Start of Entries shown

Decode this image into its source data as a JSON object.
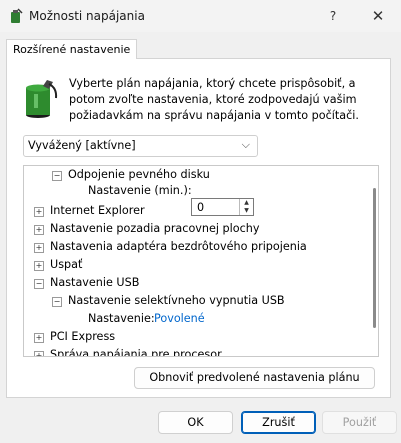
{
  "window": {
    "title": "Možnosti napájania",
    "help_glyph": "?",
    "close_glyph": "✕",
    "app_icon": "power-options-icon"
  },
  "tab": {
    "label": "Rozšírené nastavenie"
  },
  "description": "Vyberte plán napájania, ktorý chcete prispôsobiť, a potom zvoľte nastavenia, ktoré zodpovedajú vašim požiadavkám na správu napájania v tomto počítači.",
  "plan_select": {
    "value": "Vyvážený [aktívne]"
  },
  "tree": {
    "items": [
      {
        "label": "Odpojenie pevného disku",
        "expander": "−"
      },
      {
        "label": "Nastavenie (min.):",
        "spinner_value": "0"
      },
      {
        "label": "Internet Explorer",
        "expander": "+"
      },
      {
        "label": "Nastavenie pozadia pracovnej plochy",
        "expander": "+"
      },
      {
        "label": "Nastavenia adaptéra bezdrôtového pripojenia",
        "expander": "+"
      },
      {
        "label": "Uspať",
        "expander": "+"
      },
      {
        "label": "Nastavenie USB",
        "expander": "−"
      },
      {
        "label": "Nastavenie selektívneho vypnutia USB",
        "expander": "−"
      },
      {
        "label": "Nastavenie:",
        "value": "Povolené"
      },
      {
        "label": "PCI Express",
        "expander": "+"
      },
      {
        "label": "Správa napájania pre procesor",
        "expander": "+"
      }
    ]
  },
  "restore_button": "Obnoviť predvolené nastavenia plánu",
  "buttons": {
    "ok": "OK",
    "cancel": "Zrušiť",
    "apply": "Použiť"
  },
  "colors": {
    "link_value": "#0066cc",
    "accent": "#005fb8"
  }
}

End of Entries shown
Start of Entries shown

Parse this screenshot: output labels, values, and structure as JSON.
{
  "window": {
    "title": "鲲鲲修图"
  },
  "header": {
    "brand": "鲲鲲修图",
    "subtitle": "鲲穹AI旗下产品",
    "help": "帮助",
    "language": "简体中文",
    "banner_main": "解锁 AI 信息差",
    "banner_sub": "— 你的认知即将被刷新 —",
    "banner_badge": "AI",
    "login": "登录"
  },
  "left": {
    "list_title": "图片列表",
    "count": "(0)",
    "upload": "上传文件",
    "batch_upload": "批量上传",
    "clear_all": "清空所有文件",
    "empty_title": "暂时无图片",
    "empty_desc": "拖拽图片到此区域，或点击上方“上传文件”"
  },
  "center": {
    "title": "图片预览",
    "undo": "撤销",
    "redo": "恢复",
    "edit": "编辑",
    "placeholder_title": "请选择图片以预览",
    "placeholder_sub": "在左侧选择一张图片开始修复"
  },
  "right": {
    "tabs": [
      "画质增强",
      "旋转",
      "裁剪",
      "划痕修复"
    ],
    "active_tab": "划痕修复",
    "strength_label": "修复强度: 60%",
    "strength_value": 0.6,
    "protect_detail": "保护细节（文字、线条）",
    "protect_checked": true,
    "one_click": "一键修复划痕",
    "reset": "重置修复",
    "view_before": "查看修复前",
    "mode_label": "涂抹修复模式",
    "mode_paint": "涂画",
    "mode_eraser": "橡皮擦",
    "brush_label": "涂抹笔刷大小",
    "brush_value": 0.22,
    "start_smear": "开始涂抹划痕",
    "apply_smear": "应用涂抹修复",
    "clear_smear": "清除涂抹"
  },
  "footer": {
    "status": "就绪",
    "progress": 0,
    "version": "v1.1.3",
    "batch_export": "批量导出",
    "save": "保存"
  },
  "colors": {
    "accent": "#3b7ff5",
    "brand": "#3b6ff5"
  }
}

End of Entries shown

What the task asks:
Gather each line of the records holding the string "上传文件".

Answer to this task:
    "upload": "上传文件",
    "empty_desc": "拖拽图片到此区域，或点击上方“上传文件”"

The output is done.